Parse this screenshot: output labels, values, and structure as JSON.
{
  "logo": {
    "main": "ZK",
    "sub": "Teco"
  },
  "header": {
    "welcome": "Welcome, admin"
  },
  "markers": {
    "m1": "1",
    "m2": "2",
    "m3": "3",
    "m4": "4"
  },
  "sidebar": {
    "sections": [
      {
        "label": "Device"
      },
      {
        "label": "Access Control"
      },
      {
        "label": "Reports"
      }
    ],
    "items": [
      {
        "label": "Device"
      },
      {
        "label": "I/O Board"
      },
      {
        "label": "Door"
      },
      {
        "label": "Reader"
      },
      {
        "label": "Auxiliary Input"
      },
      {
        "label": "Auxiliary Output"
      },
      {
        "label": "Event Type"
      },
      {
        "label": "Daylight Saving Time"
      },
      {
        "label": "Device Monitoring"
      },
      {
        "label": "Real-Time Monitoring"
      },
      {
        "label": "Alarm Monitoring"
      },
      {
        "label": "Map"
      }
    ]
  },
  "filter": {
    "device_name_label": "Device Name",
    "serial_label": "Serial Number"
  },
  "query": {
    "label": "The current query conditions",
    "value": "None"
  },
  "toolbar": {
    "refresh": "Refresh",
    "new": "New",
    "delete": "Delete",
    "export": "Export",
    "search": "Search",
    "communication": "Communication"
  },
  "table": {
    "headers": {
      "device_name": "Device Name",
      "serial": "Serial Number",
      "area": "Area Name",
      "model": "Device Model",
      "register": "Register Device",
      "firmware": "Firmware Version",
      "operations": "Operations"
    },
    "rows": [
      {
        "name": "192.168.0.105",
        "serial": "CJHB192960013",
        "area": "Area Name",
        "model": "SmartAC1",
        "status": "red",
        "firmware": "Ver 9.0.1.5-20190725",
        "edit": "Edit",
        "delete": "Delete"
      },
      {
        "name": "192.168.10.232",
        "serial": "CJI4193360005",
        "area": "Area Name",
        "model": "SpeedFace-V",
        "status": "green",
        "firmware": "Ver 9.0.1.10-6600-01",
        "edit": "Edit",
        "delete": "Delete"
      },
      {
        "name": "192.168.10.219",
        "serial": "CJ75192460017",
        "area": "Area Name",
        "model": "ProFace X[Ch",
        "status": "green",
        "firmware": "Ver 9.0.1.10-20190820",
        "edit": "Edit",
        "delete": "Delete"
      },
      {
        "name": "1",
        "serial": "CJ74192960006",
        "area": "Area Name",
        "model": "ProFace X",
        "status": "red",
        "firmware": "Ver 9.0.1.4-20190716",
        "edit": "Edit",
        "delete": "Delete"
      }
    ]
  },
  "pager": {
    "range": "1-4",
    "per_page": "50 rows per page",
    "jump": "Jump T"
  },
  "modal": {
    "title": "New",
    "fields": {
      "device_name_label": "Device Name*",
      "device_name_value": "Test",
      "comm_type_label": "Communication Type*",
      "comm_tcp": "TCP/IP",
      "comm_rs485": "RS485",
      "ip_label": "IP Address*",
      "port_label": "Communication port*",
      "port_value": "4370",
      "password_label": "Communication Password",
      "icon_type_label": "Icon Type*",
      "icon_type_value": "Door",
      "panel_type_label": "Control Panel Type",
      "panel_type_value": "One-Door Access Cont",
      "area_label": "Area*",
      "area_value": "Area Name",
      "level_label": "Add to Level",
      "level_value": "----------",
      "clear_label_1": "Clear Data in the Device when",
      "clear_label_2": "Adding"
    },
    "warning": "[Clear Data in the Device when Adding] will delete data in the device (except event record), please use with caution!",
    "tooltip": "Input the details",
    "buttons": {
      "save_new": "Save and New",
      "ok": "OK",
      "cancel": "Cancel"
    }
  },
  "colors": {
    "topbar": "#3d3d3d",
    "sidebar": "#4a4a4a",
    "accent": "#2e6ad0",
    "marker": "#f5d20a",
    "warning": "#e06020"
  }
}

----

Repeat every record exactly as written, please.

Parse this screenshot: output labels, values, and structure as JSON.
{
  "logo": {
    "main": "ZK",
    "sub": "Teco"
  },
  "header": {
    "welcome": "Welcome, admin"
  },
  "markers": {
    "m1": "1",
    "m2": "2",
    "m3": "3",
    "m4": "4"
  },
  "sidebar": {
    "sections": [
      {
        "label": "Device"
      },
      {
        "label": "Access Control"
      },
      {
        "label": "Reports"
      }
    ],
    "items": [
      {
        "label": "Device"
      },
      {
        "label": "I/O Board"
      },
      {
        "label": "Door"
      },
      {
        "label": "Reader"
      },
      {
        "label": "Auxiliary Input"
      },
      {
        "label": "Auxiliary Output"
      },
      {
        "label": "Event Type"
      },
      {
        "label": "Daylight Saving Time"
      },
      {
        "label": "Device Monitoring"
      },
      {
        "label": "Real-Time Monitoring"
      },
      {
        "label": "Alarm Monitoring"
      },
      {
        "label": "Map"
      }
    ]
  },
  "filter": {
    "device_name_label": "Device Name",
    "serial_label": "Serial Number"
  },
  "query": {
    "label": "The current query conditions",
    "value": "None"
  },
  "toolbar": {
    "refresh": "Refresh",
    "new": "New",
    "delete": "Delete",
    "export": "Export",
    "search": "Search",
    "communication": "Communication"
  },
  "table": {
    "headers": {
      "device_name": "Device Name",
      "serial": "Serial Number",
      "area": "Area Name",
      "model": "Device Model",
      "register": "Register Device",
      "firmware": "Firmware Version",
      "operations": "Operations"
    },
    "rows": [
      {
        "name": "192.168.0.105",
        "serial": "CJHB192960013",
        "area": "Area Name",
        "model": "SmartAC1",
        "status": "red",
        "firmware": "Ver 9.0.1.5-20190725",
        "edit": "Edit",
        "delete": "Delete"
      },
      {
        "name": "192.168.10.232",
        "serial": "CJI4193360005",
        "area": "Area Name",
        "model": "SpeedFace-V",
        "status": "green",
        "firmware": "Ver 9.0.1.10-6600-01",
        "edit": "Edit",
        "delete": "Delete"
      },
      {
        "name": "192.168.10.219",
        "serial": "CJ75192460017",
        "area": "Area Name",
        "model": "ProFace X[Ch",
        "status": "green",
        "firmware": "Ver 9.0.1.10-20190820",
        "edit": "Edit",
        "delete": "Delete"
      },
      {
        "name": "1",
        "serial": "CJ74192960006",
        "area": "Area Name",
        "model": "ProFace X",
        "status": "red",
        "firmware": "Ver 9.0.1.4-20190716",
        "edit": "Edit",
        "delete": "Delete"
      }
    ]
  },
  "pager": {
    "range": "1-4",
    "per_page": "50 rows per page",
    "jump": "Jump T"
  },
  "modal": {
    "title": "New",
    "fields": {
      "device_name_label": "Device Name*",
      "device_name_value": "Test",
      "comm_type_label": "Communication Type*",
      "comm_tcp": "TCP/IP",
      "comm_rs485": "RS485",
      "ip_label": "IP Address*",
      "port_label": "Communication port*",
      "port_value": "4370",
      "password_label": "Communication Password",
      "icon_type_label": "Icon Type*",
      "icon_type_value": "Door",
      "panel_type_label": "Control Panel Type",
      "panel_type_value": "One-Door Access Cont",
      "area_label": "Area*",
      "area_value": "Area Name",
      "level_label": "Add to Level",
      "level_value": "----------",
      "clear_label_1": "Clear Data in the Device when",
      "clear_label_2": "Adding"
    },
    "warning": "[Clear Data in the Device when Adding] will delete data in the device (except event record), please use with caution!",
    "tooltip": "Input the details",
    "buttons": {
      "save_new": "Save and New",
      "ok": "OK",
      "cancel": "Cancel"
    }
  },
  "colors": {
    "topbar": "#3d3d3d",
    "sidebar": "#4a4a4a",
    "accent": "#2e6ad0",
    "marker": "#f5d20a",
    "warning": "#e06020"
  }
}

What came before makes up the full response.